AIM OF THE EXERCISE: Lines that contain the string "JSON" are to be copied; leave out all others.

___ SUPPLIED DATA ___

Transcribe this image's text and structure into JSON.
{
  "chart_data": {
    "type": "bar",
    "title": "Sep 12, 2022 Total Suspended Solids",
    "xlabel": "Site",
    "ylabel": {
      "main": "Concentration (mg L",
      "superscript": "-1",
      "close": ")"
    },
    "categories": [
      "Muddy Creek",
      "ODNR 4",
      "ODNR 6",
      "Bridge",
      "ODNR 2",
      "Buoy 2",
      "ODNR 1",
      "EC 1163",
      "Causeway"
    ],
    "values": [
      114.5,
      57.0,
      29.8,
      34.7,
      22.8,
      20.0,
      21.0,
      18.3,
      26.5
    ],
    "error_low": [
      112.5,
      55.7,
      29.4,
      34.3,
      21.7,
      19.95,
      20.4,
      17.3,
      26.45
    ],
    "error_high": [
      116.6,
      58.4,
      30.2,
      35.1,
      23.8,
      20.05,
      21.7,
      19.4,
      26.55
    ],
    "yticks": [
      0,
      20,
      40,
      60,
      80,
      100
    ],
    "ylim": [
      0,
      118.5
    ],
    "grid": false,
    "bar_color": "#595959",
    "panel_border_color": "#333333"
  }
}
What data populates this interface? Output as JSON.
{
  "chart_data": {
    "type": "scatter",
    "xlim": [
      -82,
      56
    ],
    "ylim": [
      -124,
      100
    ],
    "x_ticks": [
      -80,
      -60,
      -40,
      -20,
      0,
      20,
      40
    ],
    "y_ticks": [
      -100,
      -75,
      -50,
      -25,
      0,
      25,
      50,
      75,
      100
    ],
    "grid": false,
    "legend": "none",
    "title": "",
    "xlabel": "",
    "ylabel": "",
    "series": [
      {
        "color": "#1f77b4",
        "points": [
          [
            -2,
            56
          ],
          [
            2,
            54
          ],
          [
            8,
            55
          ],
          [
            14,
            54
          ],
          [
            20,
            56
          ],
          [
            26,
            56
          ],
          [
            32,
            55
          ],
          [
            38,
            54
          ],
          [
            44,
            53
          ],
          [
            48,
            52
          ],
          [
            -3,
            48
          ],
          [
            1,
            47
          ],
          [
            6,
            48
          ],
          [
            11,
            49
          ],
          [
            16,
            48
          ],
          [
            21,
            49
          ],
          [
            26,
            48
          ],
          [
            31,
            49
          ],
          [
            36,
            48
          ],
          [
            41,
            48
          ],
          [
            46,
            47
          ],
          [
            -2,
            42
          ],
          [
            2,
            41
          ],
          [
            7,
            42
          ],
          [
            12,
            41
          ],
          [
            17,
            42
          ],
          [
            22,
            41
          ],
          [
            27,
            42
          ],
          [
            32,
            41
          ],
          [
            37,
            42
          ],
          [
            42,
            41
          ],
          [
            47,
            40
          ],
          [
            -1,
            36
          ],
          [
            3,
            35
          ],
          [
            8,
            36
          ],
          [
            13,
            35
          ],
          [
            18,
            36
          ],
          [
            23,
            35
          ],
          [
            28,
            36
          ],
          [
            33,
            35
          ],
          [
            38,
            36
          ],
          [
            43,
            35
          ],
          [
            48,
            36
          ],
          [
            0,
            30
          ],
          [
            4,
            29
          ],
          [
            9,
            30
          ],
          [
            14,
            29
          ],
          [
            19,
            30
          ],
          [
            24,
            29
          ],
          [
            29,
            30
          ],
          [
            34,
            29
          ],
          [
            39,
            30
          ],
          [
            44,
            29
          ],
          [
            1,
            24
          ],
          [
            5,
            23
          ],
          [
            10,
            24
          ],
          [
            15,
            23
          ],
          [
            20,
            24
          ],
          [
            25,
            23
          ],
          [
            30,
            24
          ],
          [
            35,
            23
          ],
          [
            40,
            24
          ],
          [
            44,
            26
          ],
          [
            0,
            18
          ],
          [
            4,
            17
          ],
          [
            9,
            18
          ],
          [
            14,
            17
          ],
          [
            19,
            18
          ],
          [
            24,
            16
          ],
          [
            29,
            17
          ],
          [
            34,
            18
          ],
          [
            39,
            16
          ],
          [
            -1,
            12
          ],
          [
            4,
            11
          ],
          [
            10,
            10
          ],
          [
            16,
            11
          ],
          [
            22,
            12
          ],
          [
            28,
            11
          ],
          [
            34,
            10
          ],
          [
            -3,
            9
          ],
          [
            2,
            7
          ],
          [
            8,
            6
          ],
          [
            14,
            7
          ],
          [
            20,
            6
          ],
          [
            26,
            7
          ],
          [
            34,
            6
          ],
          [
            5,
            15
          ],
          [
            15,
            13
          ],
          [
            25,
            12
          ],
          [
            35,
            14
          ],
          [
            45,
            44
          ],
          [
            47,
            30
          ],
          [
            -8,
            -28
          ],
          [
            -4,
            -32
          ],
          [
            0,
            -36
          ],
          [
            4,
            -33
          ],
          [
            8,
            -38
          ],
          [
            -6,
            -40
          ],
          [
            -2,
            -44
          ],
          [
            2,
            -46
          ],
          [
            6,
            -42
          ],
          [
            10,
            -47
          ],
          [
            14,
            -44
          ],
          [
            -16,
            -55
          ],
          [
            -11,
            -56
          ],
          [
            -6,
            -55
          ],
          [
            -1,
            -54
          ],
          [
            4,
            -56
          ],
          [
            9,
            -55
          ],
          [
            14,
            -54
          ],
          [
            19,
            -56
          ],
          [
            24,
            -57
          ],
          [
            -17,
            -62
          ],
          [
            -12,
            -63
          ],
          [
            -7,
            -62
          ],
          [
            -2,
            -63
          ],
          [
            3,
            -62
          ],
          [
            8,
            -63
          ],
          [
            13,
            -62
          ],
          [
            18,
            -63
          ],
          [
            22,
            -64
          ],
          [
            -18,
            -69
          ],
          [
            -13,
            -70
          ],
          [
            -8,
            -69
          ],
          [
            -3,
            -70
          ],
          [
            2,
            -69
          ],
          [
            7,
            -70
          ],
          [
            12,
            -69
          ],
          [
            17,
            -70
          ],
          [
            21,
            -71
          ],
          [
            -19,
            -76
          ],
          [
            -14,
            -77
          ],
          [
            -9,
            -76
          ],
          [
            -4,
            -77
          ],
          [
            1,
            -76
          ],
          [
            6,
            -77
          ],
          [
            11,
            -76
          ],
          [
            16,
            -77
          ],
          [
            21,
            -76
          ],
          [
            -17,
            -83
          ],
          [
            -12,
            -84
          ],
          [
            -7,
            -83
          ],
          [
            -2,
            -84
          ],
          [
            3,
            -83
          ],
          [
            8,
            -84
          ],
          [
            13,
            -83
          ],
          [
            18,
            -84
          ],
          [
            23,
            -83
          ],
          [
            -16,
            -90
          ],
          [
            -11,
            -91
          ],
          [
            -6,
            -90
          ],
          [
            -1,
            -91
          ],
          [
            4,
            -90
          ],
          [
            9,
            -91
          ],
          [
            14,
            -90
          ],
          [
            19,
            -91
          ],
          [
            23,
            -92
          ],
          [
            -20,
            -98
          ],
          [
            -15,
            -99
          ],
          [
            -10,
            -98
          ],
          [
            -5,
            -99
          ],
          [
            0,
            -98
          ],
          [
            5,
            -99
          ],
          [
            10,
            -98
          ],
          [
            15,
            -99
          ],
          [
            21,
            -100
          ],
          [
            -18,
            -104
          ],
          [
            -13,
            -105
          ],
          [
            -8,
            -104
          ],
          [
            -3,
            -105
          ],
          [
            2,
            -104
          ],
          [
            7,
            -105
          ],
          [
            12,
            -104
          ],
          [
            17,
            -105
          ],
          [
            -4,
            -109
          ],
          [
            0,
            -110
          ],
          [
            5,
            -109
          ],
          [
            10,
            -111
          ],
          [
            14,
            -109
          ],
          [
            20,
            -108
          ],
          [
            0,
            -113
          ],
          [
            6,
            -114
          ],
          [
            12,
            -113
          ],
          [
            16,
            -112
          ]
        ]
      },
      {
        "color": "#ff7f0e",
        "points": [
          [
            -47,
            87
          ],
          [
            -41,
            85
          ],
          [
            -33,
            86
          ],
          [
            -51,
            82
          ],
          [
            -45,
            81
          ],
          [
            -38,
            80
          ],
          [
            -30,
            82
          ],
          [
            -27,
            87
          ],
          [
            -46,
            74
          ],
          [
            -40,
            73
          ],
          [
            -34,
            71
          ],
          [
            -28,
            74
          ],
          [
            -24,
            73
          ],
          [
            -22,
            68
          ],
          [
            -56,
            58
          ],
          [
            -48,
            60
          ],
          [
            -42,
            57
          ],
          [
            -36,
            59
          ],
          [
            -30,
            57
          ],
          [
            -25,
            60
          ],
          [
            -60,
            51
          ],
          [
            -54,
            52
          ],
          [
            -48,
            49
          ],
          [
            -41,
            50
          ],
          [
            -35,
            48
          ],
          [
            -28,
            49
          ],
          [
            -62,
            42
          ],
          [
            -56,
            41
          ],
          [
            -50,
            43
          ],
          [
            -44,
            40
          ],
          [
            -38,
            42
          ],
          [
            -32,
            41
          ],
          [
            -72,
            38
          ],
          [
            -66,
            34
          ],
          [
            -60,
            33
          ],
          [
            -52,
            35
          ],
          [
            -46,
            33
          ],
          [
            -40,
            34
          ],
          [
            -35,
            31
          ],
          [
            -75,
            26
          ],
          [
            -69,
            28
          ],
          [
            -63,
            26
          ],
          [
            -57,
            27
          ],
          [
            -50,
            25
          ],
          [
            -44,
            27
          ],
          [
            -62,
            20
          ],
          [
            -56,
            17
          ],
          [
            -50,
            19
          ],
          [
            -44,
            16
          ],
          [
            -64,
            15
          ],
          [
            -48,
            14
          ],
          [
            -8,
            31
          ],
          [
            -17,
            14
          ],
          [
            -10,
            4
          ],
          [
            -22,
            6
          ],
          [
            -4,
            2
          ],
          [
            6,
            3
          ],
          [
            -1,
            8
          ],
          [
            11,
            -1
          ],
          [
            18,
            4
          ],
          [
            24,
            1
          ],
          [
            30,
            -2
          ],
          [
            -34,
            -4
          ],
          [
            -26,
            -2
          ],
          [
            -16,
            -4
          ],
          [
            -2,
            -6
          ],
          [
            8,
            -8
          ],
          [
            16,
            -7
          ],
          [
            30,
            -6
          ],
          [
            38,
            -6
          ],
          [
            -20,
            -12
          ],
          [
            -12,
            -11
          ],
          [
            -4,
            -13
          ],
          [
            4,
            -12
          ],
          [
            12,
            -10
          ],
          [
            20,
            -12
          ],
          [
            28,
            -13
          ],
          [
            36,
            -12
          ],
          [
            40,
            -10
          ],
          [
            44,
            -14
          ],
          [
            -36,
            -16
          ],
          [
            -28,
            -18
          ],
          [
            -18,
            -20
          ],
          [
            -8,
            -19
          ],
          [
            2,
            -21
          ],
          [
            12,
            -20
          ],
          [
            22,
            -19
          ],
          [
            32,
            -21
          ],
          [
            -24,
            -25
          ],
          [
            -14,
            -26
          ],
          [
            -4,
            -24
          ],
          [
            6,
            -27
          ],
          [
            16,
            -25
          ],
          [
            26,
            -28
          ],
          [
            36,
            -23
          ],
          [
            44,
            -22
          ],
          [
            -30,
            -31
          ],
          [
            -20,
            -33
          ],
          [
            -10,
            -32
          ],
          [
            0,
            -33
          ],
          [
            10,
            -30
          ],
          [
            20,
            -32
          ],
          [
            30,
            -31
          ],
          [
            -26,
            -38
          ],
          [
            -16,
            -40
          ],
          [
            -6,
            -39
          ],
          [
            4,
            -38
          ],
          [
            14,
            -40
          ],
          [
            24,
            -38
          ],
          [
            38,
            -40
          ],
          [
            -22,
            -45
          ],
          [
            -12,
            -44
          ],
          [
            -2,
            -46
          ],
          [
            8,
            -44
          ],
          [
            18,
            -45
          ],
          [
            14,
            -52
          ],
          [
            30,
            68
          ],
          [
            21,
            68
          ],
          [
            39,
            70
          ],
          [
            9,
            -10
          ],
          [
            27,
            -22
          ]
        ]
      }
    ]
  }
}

___

RESULT:
Transcribe this image's text and structure into JSON.
What data populates this interface? Output as JSON.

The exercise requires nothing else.